- [Goal]: Below are the records; collect from them each line containing the string "stóðu".

- [Supplied data]:

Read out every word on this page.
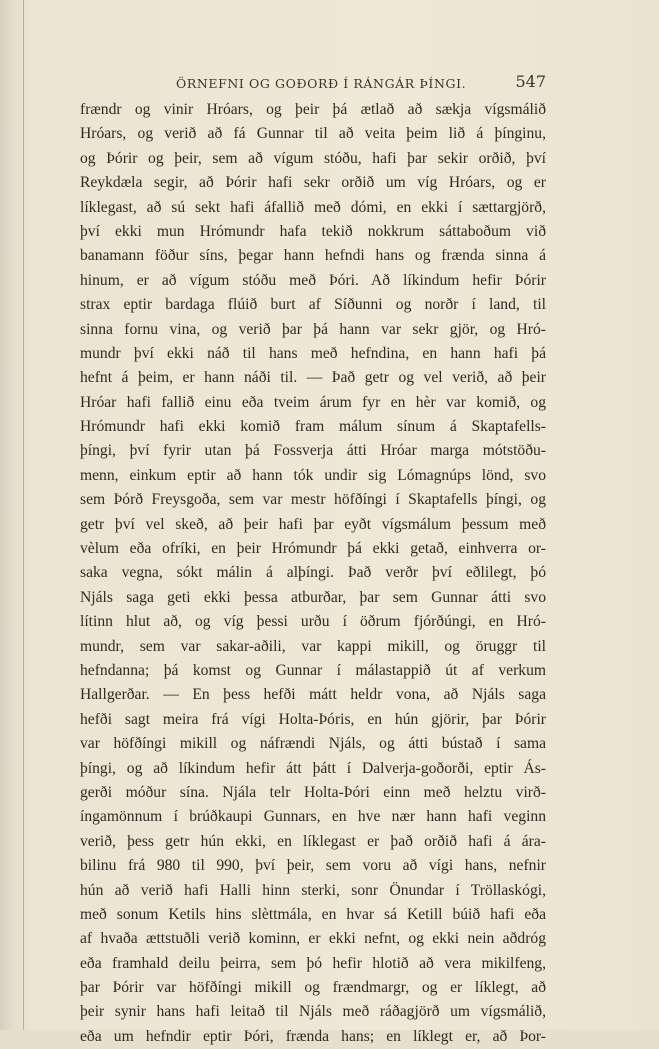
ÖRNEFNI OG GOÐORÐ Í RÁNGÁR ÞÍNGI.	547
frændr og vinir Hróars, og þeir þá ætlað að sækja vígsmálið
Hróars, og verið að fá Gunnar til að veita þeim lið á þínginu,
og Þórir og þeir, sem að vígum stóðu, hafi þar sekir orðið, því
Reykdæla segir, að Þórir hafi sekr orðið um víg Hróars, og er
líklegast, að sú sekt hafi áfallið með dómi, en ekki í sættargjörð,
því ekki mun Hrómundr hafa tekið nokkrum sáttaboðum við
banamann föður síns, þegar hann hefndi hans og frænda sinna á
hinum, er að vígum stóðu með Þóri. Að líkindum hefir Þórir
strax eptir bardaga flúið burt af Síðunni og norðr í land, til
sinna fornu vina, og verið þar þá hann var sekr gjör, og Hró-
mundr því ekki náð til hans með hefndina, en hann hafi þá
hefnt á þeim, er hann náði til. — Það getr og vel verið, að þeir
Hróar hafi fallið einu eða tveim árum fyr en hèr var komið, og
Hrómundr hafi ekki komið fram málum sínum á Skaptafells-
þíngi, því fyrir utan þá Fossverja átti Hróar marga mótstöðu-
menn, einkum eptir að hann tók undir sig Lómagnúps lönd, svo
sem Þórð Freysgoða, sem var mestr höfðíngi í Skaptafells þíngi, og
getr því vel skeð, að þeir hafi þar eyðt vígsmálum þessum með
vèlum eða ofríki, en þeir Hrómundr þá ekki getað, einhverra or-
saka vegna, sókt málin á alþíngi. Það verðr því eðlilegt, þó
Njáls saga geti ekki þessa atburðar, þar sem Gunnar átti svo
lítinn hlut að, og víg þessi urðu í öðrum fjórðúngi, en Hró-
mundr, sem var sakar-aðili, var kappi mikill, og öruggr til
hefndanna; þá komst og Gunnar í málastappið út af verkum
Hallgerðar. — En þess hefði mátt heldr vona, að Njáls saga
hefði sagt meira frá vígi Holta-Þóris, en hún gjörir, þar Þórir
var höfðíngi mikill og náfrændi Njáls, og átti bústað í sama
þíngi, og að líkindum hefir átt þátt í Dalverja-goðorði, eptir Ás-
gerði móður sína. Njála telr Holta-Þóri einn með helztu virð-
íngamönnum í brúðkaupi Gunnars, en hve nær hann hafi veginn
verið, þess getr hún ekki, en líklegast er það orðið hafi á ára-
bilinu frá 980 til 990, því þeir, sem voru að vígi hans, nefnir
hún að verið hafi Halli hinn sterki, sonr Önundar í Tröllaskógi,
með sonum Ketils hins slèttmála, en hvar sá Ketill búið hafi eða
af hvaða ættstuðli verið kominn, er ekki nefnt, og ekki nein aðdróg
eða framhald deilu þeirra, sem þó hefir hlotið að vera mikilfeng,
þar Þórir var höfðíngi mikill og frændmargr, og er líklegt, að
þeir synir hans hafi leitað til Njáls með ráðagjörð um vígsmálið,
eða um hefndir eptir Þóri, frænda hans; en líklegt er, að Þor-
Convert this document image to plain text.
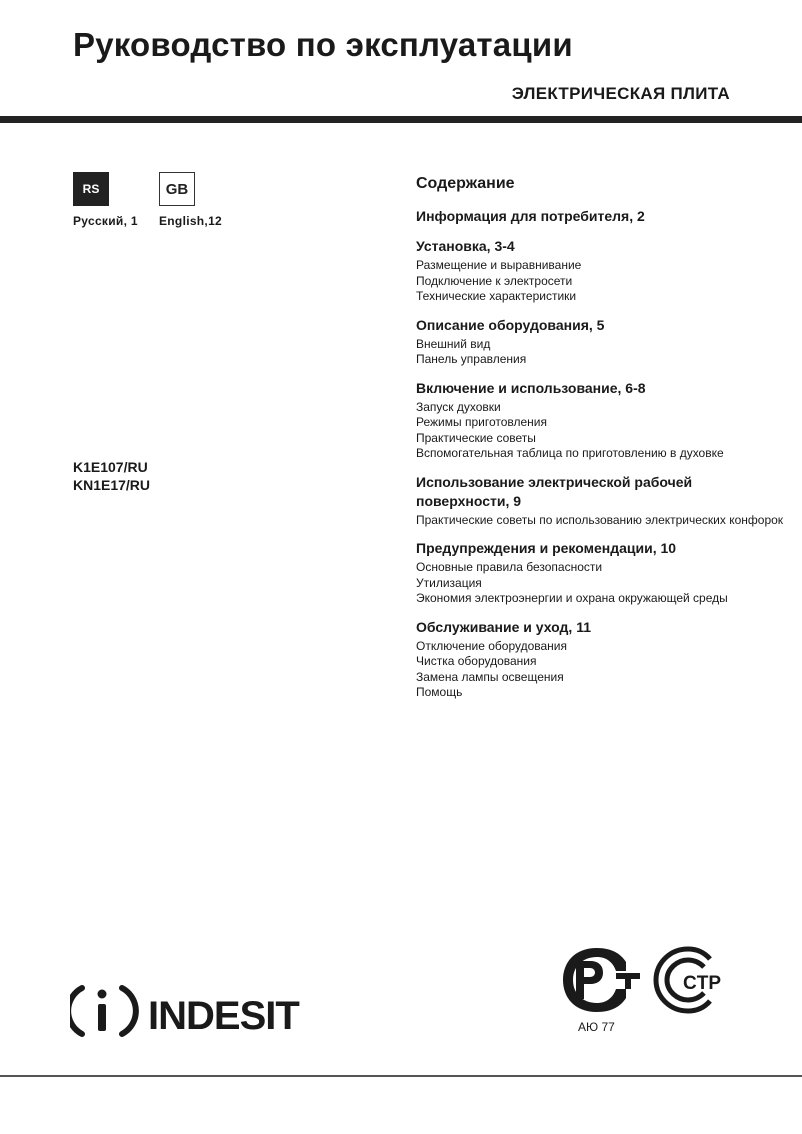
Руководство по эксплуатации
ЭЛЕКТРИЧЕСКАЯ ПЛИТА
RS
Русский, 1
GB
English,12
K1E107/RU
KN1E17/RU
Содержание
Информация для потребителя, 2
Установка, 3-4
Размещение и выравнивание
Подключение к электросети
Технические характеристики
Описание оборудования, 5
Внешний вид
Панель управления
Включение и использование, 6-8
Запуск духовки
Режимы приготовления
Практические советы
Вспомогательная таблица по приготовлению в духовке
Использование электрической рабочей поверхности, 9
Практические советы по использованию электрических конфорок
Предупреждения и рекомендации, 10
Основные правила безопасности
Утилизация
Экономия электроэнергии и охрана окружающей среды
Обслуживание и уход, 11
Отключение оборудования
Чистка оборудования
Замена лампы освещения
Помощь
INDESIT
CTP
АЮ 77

- [Task output]:
og Þórir og þeir, sem að vígum stóðu, hafi þar sekir orðið, því
hinum, er að vígum stóðu með Þóri. Að líkindum hefir Þórir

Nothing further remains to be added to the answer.